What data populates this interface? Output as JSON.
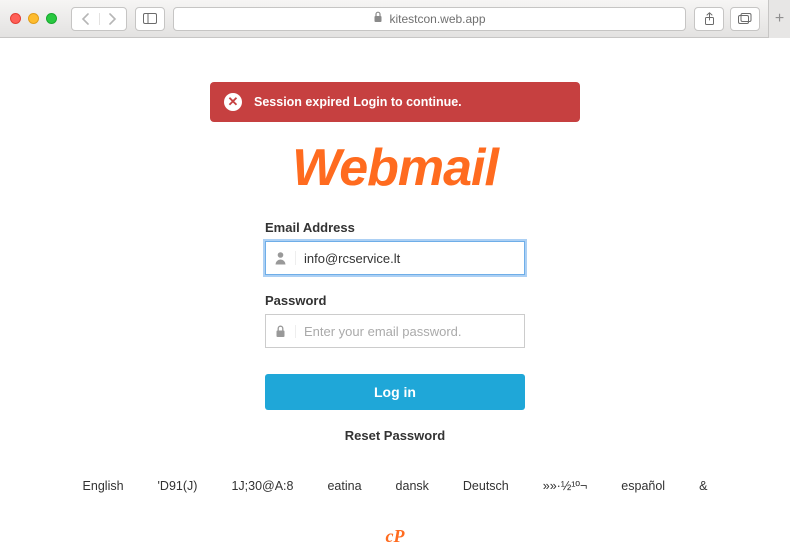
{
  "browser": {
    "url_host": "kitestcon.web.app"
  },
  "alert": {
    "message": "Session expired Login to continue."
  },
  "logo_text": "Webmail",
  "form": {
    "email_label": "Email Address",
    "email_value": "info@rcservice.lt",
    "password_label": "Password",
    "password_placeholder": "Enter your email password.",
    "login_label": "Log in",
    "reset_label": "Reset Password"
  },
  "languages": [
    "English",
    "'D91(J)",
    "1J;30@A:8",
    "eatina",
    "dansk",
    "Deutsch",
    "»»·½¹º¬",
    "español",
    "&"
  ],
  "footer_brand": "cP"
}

━━━━━━━━━━━━━━━━━━━━━━━━━━━━━━

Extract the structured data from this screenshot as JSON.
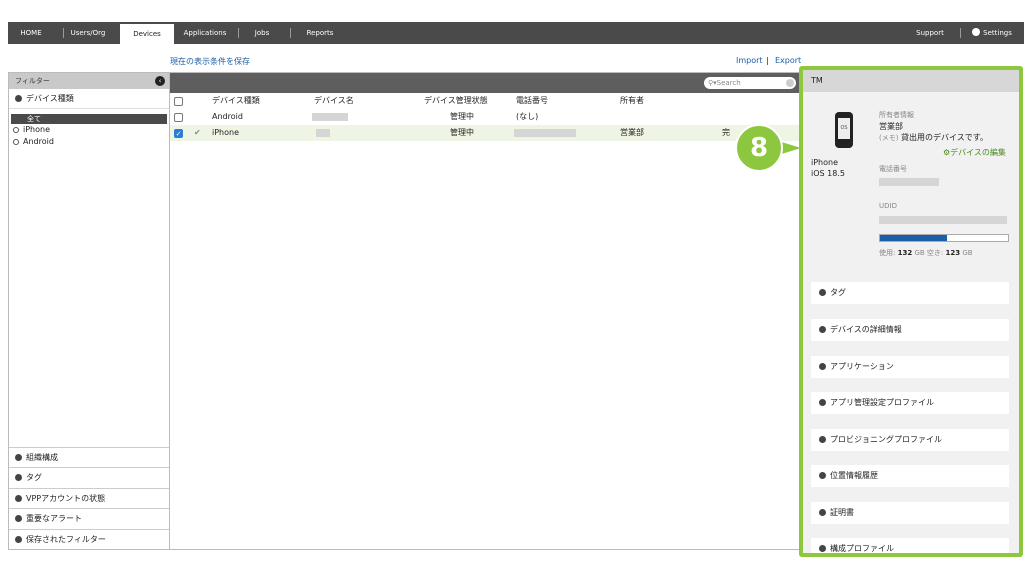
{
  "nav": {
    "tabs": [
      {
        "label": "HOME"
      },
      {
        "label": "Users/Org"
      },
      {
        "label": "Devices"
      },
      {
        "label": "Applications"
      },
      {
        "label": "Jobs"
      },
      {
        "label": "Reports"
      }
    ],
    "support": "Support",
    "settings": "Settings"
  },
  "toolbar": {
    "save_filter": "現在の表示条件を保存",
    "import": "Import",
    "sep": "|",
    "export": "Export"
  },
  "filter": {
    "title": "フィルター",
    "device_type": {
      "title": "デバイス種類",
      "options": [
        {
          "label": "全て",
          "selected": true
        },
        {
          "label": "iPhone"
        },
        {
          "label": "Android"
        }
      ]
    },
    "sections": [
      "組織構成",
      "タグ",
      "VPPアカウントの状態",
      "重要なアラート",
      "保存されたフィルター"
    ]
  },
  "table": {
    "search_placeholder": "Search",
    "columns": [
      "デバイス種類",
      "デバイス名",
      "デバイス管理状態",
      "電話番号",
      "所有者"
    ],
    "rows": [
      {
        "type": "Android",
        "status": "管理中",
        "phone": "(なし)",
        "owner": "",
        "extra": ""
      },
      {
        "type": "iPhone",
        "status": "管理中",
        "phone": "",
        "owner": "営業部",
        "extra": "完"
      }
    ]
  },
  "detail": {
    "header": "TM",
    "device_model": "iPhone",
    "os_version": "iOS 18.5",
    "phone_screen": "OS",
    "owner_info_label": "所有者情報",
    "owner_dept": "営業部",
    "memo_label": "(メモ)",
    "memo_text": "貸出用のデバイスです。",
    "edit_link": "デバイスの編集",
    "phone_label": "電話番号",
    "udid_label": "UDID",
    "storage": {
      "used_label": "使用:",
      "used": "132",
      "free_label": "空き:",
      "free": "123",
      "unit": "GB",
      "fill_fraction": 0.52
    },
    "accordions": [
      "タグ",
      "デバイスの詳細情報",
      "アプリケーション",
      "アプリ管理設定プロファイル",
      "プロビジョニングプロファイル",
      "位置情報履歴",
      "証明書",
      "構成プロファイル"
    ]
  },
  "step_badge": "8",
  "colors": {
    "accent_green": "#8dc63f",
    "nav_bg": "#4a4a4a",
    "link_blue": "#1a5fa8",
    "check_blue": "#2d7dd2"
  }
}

━━━━━━━━━━━━━━━━━━━━━━━━━━━━━━

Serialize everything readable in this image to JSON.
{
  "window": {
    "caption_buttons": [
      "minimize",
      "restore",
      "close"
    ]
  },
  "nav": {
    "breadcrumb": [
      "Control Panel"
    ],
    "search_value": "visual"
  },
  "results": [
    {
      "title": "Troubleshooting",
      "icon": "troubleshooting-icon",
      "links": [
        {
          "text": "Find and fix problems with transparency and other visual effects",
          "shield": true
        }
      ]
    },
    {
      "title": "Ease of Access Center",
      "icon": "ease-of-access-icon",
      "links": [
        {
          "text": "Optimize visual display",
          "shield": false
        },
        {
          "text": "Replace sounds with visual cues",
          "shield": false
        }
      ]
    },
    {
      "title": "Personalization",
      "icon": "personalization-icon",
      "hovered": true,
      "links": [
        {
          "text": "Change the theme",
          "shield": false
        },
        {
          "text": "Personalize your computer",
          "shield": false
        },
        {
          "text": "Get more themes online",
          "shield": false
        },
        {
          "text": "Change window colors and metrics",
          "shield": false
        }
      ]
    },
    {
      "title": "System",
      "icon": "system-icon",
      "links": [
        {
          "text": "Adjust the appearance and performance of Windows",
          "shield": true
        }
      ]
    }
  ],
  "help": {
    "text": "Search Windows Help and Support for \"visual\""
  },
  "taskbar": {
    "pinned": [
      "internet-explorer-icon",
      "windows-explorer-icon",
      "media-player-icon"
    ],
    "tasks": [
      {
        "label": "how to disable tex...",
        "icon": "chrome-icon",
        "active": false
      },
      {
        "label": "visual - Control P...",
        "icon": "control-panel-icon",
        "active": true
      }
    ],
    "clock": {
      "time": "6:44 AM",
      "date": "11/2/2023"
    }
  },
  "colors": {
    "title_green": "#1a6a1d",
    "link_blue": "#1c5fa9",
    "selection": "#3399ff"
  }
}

━━━━━━━━━━━━━━━━━━━━━━━━━━━━━━

■ INSTRUCTIONS TO FOLLOW: Find the word "Change" in the data and copy out each line where it turns up.

■ OUTPUT FOR THIS TASK:
          "text": "Change the theme",
          "text": "Change window colors and metrics",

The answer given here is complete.